What you have to do
Scan the data beneath this task and copy each line that includes "Constraints".
* Start Listed records *
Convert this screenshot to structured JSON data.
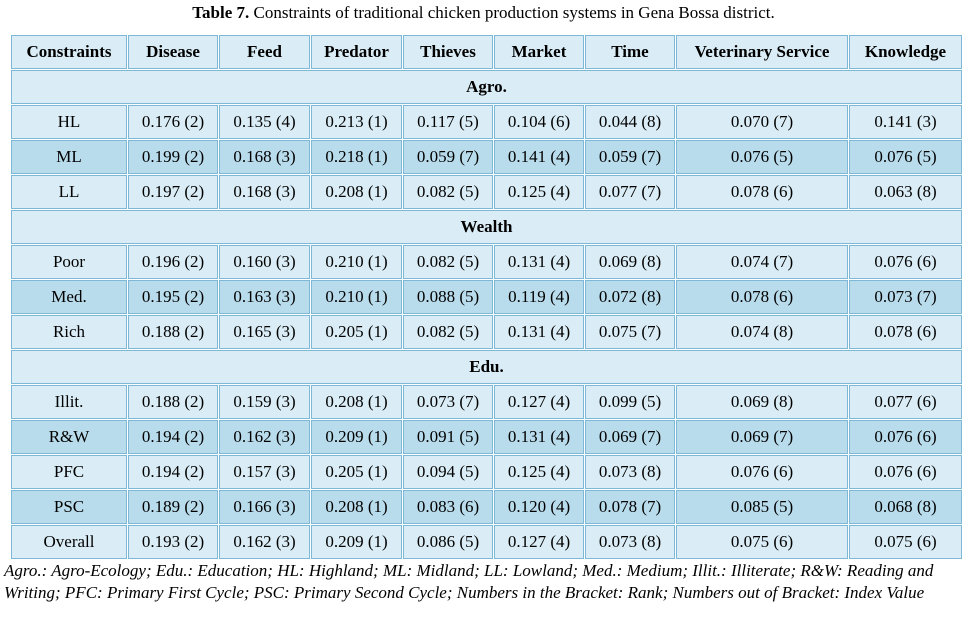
{
  "caption": {
    "label": "Table 7.",
    "text": " Constraints of traditional chicken production systems in Gena Bossa district."
  },
  "headers": [
    "Constraints",
    "Disease",
    "Feed",
    "Predator",
    "Thieves",
    "Market",
    "Time",
    "Veterinary Service",
    "Knowledge"
  ],
  "sections": [
    {
      "title": "Agro.",
      "rows": [
        {
          "label": "HL",
          "cells": [
            "0.176 (2)",
            "0.135 (4)",
            "0.213 (1)",
            "0.117 (5)",
            "0.104 (6)",
            "0.044 (8)",
            "0.070 (7)",
            "0.141 (3)"
          ]
        },
        {
          "label": "ML",
          "cells": [
            "0.199 (2)",
            "0.168 (3)",
            "0.218 (1)",
            "0.059 (7)",
            "0.141 (4)",
            "0.059 (7)",
            "0.076 (5)",
            "0.076 (5)"
          ]
        },
        {
          "label": "LL",
          "cells": [
            "0.197 (2)",
            "0.168 (3)",
            "0.208 (1)",
            "0.082 (5)",
            "0.125 (4)",
            "0.077 (7)",
            "0.078 (6)",
            "0.063 (8)"
          ]
        }
      ]
    },
    {
      "title": "Wealth",
      "rows": [
        {
          "label": "Poor",
          "cells": [
            "0.196 (2)",
            "0.160 (3)",
            "0.210 (1)",
            "0.082 (5)",
            "0.131 (4)",
            "0.069 (8)",
            "0.074 (7)",
            "0.076 (6)"
          ]
        },
        {
          "label": "Med.",
          "cells": [
            "0.195 (2)",
            "0.163 (3)",
            "0.210 (1)",
            "0.088 (5)",
            "0.119 (4)",
            "0.072 (8)",
            "0.078 (6)",
            "0.073 (7)"
          ]
        },
        {
          "label": "Rich",
          "cells": [
            "0.188 (2)",
            "0.165 (3)",
            "0.205 (1)",
            "0.082 (5)",
            "0.131 (4)",
            "0.075 (7)",
            "0.074 (8)",
            "0.078 (6)"
          ]
        }
      ]
    },
    {
      "title": "Edu.",
      "rows": [
        {
          "label": "Illit.",
          "cells": [
            "0.188 (2)",
            "0.159 (3)",
            "0.208 (1)",
            "0.073 (7)",
            "0.127 (4)",
            "0.099 (5)",
            "0.069 (8)",
            "0.077 (6)"
          ]
        },
        {
          "label": "R&W",
          "cells": [
            "0.194 (2)",
            "0.162 (3)",
            "0.209 (1)",
            "0.091 (5)",
            "0.131 (4)",
            "0.069 (7)",
            "0.069 (7)",
            "0.076 (6)"
          ]
        },
        {
          "label": "PFC",
          "cells": [
            "0.194 (2)",
            "0.157 (3)",
            "0.205 (1)",
            "0.094 (5)",
            "0.125 (4)",
            "0.073 (8)",
            "0.076 (6)",
            "0.076 (6)"
          ]
        },
        {
          "label": "PSC",
          "cells": [
            "0.189 (2)",
            "0.166 (3)",
            "0.208 (1)",
            "0.083 (6)",
            "0.120 (4)",
            "0.078 (7)",
            "0.085 (5)",
            "0.068 (8)"
          ]
        },
        {
          "label": "Overall",
          "cells": [
            "0.193 (2)",
            "0.162 (3)",
            "0.209 (1)",
            "0.086 (5)",
            "0.127 (4)",
            "0.073 (8)",
            "0.075 (6)",
            "0.075 (6)"
          ]
        }
      ]
    }
  ],
  "footnote": "Agro.: Agro-Ecology; Edu.: Education; HL: Highland; ML: Midland; LL: Lowland; Med.: Medium; Illit.: Illiterate; R&W: Reading and Writing; PFC: Primary First Cycle; PSC: Primary Second Cycle; Numbers in the Bracket: Rank; Numbers out of Bracket: Index Value"
}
* End Listed records *
Answer to this task
    "text": " Constraints of traditional chicken production systems in Gena Bossa district."
    "Constraints",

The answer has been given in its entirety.